** START Records for this task **
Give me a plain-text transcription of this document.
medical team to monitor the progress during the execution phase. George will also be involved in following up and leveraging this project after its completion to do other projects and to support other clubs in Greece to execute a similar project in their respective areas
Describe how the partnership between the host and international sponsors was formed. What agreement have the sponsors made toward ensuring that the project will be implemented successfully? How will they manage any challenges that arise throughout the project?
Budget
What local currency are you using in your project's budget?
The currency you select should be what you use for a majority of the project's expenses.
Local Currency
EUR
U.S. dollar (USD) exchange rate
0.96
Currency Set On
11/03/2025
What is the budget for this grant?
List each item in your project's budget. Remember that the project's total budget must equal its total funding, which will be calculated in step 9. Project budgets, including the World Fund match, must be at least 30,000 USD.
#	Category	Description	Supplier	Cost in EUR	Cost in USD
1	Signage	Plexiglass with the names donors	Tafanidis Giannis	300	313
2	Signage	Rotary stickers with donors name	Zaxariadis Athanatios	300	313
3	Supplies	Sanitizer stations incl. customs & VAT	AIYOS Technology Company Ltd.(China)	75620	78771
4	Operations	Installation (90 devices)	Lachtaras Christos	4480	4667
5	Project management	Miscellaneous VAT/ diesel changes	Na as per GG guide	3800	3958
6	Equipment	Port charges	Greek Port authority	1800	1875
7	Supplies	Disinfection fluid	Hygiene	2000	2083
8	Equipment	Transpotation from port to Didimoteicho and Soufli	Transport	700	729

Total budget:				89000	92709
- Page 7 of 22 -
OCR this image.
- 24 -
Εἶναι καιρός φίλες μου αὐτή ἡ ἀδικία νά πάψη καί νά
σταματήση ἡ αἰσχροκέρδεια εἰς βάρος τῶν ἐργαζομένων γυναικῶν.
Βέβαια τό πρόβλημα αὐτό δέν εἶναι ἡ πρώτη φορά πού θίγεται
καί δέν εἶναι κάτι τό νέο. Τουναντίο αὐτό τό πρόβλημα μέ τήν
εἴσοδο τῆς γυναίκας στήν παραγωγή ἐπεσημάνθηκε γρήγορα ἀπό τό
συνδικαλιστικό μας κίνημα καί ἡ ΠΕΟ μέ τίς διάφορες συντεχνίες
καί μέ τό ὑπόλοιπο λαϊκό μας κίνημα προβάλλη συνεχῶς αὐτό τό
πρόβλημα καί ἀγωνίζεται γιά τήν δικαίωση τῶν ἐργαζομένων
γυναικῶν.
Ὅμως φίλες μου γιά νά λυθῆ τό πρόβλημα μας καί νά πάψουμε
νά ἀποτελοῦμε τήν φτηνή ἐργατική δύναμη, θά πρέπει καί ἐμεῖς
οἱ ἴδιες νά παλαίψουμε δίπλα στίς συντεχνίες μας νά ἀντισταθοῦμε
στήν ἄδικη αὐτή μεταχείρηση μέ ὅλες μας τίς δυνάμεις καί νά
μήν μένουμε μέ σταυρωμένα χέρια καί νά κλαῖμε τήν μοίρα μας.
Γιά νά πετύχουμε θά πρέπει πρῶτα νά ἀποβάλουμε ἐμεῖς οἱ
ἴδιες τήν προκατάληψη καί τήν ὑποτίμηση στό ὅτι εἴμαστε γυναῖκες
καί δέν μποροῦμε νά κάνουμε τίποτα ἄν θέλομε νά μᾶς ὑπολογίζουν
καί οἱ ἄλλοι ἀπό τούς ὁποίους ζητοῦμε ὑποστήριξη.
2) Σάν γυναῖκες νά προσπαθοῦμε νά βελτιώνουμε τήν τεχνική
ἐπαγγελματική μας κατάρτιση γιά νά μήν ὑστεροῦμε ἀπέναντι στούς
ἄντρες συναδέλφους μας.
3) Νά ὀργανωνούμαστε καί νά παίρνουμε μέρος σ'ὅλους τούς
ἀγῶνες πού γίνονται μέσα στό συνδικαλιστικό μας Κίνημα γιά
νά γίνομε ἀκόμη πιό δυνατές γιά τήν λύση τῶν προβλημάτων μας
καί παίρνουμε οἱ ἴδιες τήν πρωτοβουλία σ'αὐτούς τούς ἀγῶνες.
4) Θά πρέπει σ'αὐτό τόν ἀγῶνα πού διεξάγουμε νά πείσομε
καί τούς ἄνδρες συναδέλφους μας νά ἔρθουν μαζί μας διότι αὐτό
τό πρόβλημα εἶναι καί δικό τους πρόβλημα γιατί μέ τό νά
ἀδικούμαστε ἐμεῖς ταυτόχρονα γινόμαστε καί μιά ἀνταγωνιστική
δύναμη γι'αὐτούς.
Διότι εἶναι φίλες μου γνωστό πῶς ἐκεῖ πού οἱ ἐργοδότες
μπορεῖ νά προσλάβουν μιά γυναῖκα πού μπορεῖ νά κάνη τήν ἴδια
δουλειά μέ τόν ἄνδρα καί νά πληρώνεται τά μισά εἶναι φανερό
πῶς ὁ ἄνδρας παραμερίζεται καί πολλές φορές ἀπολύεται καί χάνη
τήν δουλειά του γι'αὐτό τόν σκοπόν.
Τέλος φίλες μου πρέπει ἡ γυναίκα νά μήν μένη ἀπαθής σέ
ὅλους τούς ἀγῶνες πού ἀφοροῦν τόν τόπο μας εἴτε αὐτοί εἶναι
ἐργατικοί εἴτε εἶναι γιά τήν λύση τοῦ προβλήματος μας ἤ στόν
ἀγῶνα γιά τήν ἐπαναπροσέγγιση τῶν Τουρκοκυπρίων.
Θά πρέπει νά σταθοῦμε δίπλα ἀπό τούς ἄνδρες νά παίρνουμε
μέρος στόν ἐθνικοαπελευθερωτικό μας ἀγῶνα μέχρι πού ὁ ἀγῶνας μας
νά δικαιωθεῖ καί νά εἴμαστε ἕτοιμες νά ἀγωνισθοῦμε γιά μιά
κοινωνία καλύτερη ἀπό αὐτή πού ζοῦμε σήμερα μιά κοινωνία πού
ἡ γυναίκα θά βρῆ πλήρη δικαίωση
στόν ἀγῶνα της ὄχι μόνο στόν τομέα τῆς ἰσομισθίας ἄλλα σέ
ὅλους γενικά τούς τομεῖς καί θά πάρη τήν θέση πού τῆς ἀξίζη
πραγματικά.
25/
** END Records for this task **
[Problem details]
In the records above, locate the lines holding the word "ἄνδρες". Copy each of them.

[Expected answer]
καί τούς ἄνδρες συναδέλφους μας νά ἔρθουν μαζί μας διότι αὐτό
Θά πρέπει νά σταθοῦμε δίπλα ἀπό τούς ἄνδρες νά παίρνουμε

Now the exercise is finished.